>> begin Records for the task

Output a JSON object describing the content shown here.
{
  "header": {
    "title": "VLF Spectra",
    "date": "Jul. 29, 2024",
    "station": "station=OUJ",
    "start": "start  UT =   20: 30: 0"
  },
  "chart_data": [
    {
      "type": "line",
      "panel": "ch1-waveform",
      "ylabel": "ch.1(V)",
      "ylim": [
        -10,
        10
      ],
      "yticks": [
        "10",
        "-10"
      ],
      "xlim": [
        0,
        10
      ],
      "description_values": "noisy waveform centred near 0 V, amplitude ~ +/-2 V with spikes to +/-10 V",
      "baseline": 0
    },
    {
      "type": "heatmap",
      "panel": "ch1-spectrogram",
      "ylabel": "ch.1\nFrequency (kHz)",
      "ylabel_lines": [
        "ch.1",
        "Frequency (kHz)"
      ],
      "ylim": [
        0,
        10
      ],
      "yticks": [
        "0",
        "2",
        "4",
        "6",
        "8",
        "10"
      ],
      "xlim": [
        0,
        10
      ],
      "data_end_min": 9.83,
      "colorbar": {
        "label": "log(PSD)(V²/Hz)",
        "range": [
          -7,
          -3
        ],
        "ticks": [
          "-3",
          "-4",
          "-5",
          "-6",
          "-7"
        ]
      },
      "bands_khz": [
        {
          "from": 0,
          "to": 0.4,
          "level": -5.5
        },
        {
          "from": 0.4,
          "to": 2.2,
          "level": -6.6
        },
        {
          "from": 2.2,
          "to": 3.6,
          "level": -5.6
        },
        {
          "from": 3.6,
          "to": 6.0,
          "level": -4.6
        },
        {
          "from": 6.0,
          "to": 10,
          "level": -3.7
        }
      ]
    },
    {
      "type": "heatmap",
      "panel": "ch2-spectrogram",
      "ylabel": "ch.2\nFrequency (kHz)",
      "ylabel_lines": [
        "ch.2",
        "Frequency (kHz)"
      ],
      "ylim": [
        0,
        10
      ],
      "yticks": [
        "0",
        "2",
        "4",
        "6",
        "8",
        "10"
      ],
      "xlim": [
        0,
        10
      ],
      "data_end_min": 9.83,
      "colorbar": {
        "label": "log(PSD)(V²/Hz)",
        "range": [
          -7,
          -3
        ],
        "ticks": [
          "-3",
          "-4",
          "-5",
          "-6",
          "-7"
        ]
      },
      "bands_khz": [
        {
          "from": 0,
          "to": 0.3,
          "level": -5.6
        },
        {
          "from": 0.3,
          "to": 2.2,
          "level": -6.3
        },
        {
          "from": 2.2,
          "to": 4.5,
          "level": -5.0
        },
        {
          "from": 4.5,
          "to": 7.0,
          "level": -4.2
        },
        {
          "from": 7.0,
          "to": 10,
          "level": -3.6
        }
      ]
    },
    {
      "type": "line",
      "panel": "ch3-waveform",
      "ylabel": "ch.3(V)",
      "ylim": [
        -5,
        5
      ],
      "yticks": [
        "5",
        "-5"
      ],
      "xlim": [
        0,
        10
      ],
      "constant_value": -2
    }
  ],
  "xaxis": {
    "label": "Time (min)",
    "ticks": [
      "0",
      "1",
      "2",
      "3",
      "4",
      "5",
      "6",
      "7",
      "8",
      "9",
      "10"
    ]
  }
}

>> end Records for the task

Goal -
Return each line of the data exactly as written above.

Exercise answer -
Output a JSON object describing the content shown here.
{
  "header": {
    "title": "VLF Spectra",
    "date": "Jul. 29, 2024",
    "station": "station=OUJ",
    "start": "start  UT =   20: 30: 0"
  },
  "chart_data": [
    {
      "type": "line",
      "panel": "ch1-waveform",
      "ylabel": "ch.1(V)",
      "ylim": [
        -10,
        10
      ],
      "yticks": [
        "10",
        "-10"
      ],
      "xlim": [
        0,
        10
      ],
      "description_values": "noisy waveform centred near 0 V, amplitude ~ +/-2 V with spikes to +/-10 V",
      "baseline": 0
    },
    {
      "type": "heatmap",
      "panel": "ch1-spectrogram",
      "ylabel": "ch.1\nFrequency (kHz)",
      "ylabel_lines": [
        "ch.1",
        "Frequency (kHz)"
      ],
      "ylim": [
        0,
        10
      ],
      "yticks": [
        "0",
        "2",
        "4",
        "6",
        "8",
        "10"
      ],
      "xlim": [
        0,
        10
      ],
      "data_end_min": 9.83,
      "colorbar": {
        "label": "log(PSD)(V²/Hz)",
        "range": [
          -7,
          -3
        ],
        "ticks": [
          "-3",
          "-4",
          "-5",
          "-6",
          "-7"
        ]
      },
      "bands_khz": [
        {
          "from": 0,
          "to": 0.4,
          "level": -5.5
        },
        {
          "from": 0.4,
          "to": 2.2,
          "level": -6.6
        },
        {
          "from": 2.2,
          "to": 3.6,
          "level": -5.6
        },
        {
          "from": 3.6,
          "to": 6.0,
          "level": -4.6
        },
        {
          "from": 6.0,
          "to": 10,
          "level": -3.7
        }
      ]
    },
    {
      "type": "heatmap",
      "panel": "ch2-spectrogram",
      "ylabel": "ch.2\nFrequency (kHz)",
      "ylabel_lines": [
        "ch.2",
        "Frequency (kHz)"
      ],
      "ylim": [
        0,
        10
      ],
      "yticks": [
        "0",
        "2",
        "4",
        "6",
        "8",
        "10"
      ],
      "xlim": [
        0,
        10
      ],
      "data_end_min": 9.83,
      "colorbar": {
        "label": "log(PSD)(V²/Hz)",
        "range": [
          -7,
          -3
        ],
        "ticks": [
          "-3",
          "-4",
          "-5",
          "-6",
          "-7"
        ]
      },
      "bands_khz": [
        {
          "from": 0,
          "to": 0.3,
          "level": -5.6
        },
        {
          "from": 0.3,
          "to": 2.2,
          "level": -6.3
        },
        {
          "from": 2.2,
          "to": 4.5,
          "level": -5.0
        },
        {
          "from": 4.5,
          "to": 7.0,
          "level": -4.2
        },
        {
          "from": 7.0,
          "to": 10,
          "level": -3.6
        }
      ]
    },
    {
      "type": "line",
      "panel": "ch3-waveform",
      "ylabel": "ch.3(V)",
      "ylim": [
        -5,
        5
      ],
      "yticks": [
        "5",
        "-5"
      ],
      "xlim": [
        0,
        10
      ],
      "constant_value": -2
    }
  ],
  "xaxis": {
    "label": "Time (min)",
    "ticks": [
      "0",
      "1",
      "2",
      "3",
      "4",
      "5",
      "6",
      "7",
      "8",
      "9",
      "10"
    ]
  }
}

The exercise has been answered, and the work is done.